(Records excerpted from a collection)
* BEGIN *
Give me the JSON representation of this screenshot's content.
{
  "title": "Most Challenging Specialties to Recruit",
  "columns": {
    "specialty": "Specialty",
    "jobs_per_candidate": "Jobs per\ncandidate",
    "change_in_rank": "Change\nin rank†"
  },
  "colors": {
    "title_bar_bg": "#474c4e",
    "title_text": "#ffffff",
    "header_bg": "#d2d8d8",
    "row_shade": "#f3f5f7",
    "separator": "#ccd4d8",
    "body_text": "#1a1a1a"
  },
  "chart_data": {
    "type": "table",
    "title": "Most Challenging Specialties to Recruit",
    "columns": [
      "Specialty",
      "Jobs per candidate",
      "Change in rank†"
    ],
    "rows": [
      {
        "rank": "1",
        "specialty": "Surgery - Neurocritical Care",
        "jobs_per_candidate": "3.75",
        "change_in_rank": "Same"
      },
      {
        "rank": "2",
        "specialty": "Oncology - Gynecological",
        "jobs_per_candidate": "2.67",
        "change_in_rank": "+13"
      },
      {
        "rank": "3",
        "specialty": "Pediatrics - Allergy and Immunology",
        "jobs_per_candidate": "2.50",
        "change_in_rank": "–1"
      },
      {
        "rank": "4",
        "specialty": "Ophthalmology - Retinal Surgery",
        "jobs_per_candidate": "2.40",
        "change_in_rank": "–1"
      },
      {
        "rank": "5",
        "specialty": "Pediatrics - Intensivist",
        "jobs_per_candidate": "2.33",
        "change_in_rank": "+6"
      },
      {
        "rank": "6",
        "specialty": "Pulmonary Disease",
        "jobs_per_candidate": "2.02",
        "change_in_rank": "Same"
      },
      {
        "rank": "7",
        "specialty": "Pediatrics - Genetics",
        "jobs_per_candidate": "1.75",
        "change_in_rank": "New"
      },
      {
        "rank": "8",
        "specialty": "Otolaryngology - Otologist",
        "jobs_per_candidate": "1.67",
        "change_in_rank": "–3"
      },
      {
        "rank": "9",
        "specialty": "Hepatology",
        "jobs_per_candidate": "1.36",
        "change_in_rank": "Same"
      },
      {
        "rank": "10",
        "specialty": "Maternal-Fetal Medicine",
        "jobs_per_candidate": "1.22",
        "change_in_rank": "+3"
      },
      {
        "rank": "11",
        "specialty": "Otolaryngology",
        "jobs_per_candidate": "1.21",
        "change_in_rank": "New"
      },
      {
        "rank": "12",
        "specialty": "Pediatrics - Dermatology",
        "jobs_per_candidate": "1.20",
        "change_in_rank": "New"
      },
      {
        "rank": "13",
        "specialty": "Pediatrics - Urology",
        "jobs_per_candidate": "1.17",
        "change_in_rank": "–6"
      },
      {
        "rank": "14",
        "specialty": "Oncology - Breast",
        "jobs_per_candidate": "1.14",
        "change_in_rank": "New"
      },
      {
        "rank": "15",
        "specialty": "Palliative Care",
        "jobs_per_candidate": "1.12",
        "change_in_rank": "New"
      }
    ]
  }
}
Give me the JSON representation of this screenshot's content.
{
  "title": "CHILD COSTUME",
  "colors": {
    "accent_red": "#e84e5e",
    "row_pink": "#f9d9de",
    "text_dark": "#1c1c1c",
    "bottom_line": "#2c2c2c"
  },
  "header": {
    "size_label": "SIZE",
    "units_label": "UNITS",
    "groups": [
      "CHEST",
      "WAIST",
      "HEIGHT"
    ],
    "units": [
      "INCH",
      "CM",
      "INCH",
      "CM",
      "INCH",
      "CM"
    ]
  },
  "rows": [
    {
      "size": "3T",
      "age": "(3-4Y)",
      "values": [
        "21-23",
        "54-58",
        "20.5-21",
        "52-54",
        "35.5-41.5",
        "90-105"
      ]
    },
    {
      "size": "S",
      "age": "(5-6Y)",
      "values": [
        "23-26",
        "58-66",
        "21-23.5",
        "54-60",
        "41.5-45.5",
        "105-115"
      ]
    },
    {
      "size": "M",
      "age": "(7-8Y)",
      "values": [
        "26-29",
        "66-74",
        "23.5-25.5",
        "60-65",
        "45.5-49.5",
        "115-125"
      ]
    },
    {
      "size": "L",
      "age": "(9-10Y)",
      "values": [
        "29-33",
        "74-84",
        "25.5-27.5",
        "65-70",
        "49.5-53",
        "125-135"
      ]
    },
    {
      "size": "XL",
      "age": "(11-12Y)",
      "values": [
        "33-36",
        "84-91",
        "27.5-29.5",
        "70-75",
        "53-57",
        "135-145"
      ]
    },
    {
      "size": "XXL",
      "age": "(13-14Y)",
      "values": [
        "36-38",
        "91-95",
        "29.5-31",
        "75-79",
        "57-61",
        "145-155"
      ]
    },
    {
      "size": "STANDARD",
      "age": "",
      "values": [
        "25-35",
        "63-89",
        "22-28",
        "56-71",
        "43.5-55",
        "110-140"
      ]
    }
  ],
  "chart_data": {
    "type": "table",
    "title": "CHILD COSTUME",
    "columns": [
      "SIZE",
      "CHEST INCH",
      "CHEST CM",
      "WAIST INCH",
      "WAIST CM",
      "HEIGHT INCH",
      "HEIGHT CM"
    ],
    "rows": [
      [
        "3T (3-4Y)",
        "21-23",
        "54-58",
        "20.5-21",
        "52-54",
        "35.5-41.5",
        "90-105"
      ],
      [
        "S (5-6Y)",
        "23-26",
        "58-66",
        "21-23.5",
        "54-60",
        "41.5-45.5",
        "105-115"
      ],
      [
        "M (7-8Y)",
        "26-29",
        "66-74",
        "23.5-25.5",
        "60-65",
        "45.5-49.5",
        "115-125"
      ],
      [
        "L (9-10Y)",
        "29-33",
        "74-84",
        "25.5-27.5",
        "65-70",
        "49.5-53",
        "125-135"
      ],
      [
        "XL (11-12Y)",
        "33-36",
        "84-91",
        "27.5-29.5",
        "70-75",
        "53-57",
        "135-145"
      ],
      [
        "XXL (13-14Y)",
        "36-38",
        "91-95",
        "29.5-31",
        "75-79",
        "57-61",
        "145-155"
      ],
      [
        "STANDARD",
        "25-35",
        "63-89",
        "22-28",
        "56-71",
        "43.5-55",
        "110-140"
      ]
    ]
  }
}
* END *
**To do:** Transcribe the records above exactly as they appear.

**Output below:**
Give me the JSON representation of this screenshot's content.
{
  "title": "Most Challenging Specialties to Recruit",
  "columns": {
    "specialty": "Specialty",
    "jobs_per_candidate": "Jobs per\ncandidate",
    "change_in_rank": "Change\nin rank†"
  },
  "colors": {
    "title_bar_bg": "#474c4e",
    "title_text": "#ffffff",
    "header_bg": "#d2d8d8",
    "row_shade": "#f3f5f7",
    "separator": "#ccd4d8",
    "body_text": "#1a1a1a"
  },
  "chart_data": {
    "type": "table",
    "title": "Most Challenging Specialties to Recruit",
    "columns": [
      "Specialty",
      "Jobs per candidate",
      "Change in rank†"
    ],
    "rows": [
      {
        "rank": "1",
        "specialty": "Surgery - Neurocritical Care",
        "jobs_per_candidate": "3.75",
        "change_in_rank": "Same"
      },
      {
        "rank": "2",
        "specialty": "Oncology - Gynecological",
        "jobs_per_candidate": "2.67",
        "change_in_rank": "+13"
      },
      {
        "rank": "3",
        "specialty": "Pediatrics - Allergy and Immunology",
        "jobs_per_candidate": "2.50",
        "change_in_rank": "–1"
      },
      {
        "rank": "4",
        "specialty": "Ophthalmology - Retinal Surgery",
        "jobs_per_candidate": "2.40",
        "change_in_rank": "–1"
      },
      {
        "rank": "5",
        "specialty": "Pediatrics - Intensivist",
        "jobs_per_candidate": "2.33",
        "change_in_rank": "+6"
      },
      {
        "rank": "6",
        "specialty": "Pulmonary Disease",
        "jobs_per_candidate": "2.02",
        "change_in_rank": "Same"
      },
      {
        "rank": "7",
        "specialty": "Pediatrics - Genetics",
        "jobs_per_candidate": "1.75",
        "change_in_rank": "New"
      },
      {
        "rank": "8",
        "specialty": "Otolaryngology - Otologist",
        "jobs_per_candidate": "1.67",
        "change_in_rank": "–3"
      },
      {
        "rank": "9",
        "specialty": "Hepatology",
        "jobs_per_candidate": "1.36",
        "change_in_rank": "Same"
      },
      {
        "rank": "10",
        "specialty": "Maternal-Fetal Medicine",
        "jobs_per_candidate": "1.22",
        "change_in_rank": "+3"
      },
      {
        "rank": "11",
        "specialty": "Otolaryngology",
        "jobs_per_candidate": "1.21",
        "change_in_rank": "New"
      },
      {
        "rank": "12",
        "specialty": "Pediatrics - Dermatology",
        "jobs_per_candidate": "1.20",
        "change_in_rank": "New"
      },
      {
        "rank": "13",
        "specialty": "Pediatrics - Urology",
        "jobs_per_candidate": "1.17",
        "change_in_rank": "–6"
      },
      {
        "rank": "14",
        "specialty": "Oncology - Breast",
        "jobs_per_candidate": "1.14",
        "change_in_rank": "New"
      },
      {
        "rank": "15",
        "specialty": "Palliative Care",
        "jobs_per_candidate": "1.12",
        "change_in_rank": "New"
      }
    ]
  }
}
Give me the JSON representation of this screenshot's content.
{
  "title": "CHILD COSTUME",
  "colors": {
    "accent_red": "#e84e5e",
    "row_pink": "#f9d9de",
    "text_dark": "#1c1c1c",
    "bottom_line": "#2c2c2c"
  },
  "header": {
    "size_label": "SIZE",
    "units_label": "UNITS",
    "groups": [
      "CHEST",
      "WAIST",
      "HEIGHT"
    ],
    "units": [
      "INCH",
      "CM",
      "INCH",
      "CM",
      "INCH",
      "CM"
    ]
  },
  "rows": [
    {
      "size": "3T",
      "age": "(3-4Y)",
      "values": [
        "21-23",
        "54-58",
        "20.5-21",
        "52-54",
        "35.5-41.5",
        "90-105"
      ]
    },
    {
      "size": "S",
      "age": "(5-6Y)",
      "values": [
        "23-26",
        "58-66",
        "21-23.5",
        "54-60",
        "41.5-45.5",
        "105-115"
      ]
    },
    {
      "size": "M",
      "age": "(7-8Y)",
      "values": [
        "26-29",
        "66-74",
        "23.5-25.5",
        "60-65",
        "45.5-49.5",
        "115-125"
      ]
    },
    {
      "size": "L",
      "age": "(9-10Y)",
      "values": [
        "29-33",
        "74-84",
        "25.5-27.5",
        "65-70",
        "49.5-53",
        "125-135"
      ]
    },
    {
      "size": "XL",
      "age": "(11-12Y)",
      "values": [
        "33-36",
        "84-91",
        "27.5-29.5",
        "70-75",
        "53-57",
        "135-145"
      ]
    },
    {
      "size": "XXL",
      "age": "(13-14Y)",
      "values": [
        "36-38",
        "91-95",
        "29.5-31",
        "75-79",
        "57-61",
        "145-155"
      ]
    },
    {
      "size": "STANDARD",
      "age": "",
      "values": [
        "25-35",
        "63-89",
        "22-28",
        "56-71",
        "43.5-55",
        "110-140"
      ]
    }
  ],
  "chart_data": {
    "type": "table",
    "title": "CHILD COSTUME",
    "columns": [
      "SIZE",
      "CHEST INCH",
      "CHEST CM",
      "WAIST INCH",
      "WAIST CM",
      "HEIGHT INCH",
      "HEIGHT CM"
    ],
    "rows": [
      [
        "3T (3-4Y)",
        "21-23",
        "54-58",
        "20.5-21",
        "52-54",
        "35.5-41.5",
        "90-105"
      ],
      [
        "S (5-6Y)",
        "23-26",
        "58-66",
        "21-23.5",
        "54-60",
        "41.5-45.5",
        "105-115"
      ],
      [
        "M (7-8Y)",
        "26-29",
        "66-74",
        "23.5-25.5",
        "60-65",
        "45.5-49.5",
        "115-125"
      ],
      [
        "L (9-10Y)",
        "29-33",
        "74-84",
        "25.5-27.5",
        "65-70",
        "49.5-53",
        "125-135"
      ],
      [
        "XL (11-12Y)",
        "33-36",
        "84-91",
        "27.5-29.5",
        "70-75",
        "53-57",
        "135-145"
      ],
      [
        "XXL (13-14Y)",
        "36-38",
        "91-95",
        "29.5-31",
        "75-79",
        "57-61",
        "145-155"
      ],
      [
        "STANDARD",
        "25-35",
        "63-89",
        "22-28",
        "56-71",
        "43.5-55",
        "110-140"
      ]
    ]
  }
}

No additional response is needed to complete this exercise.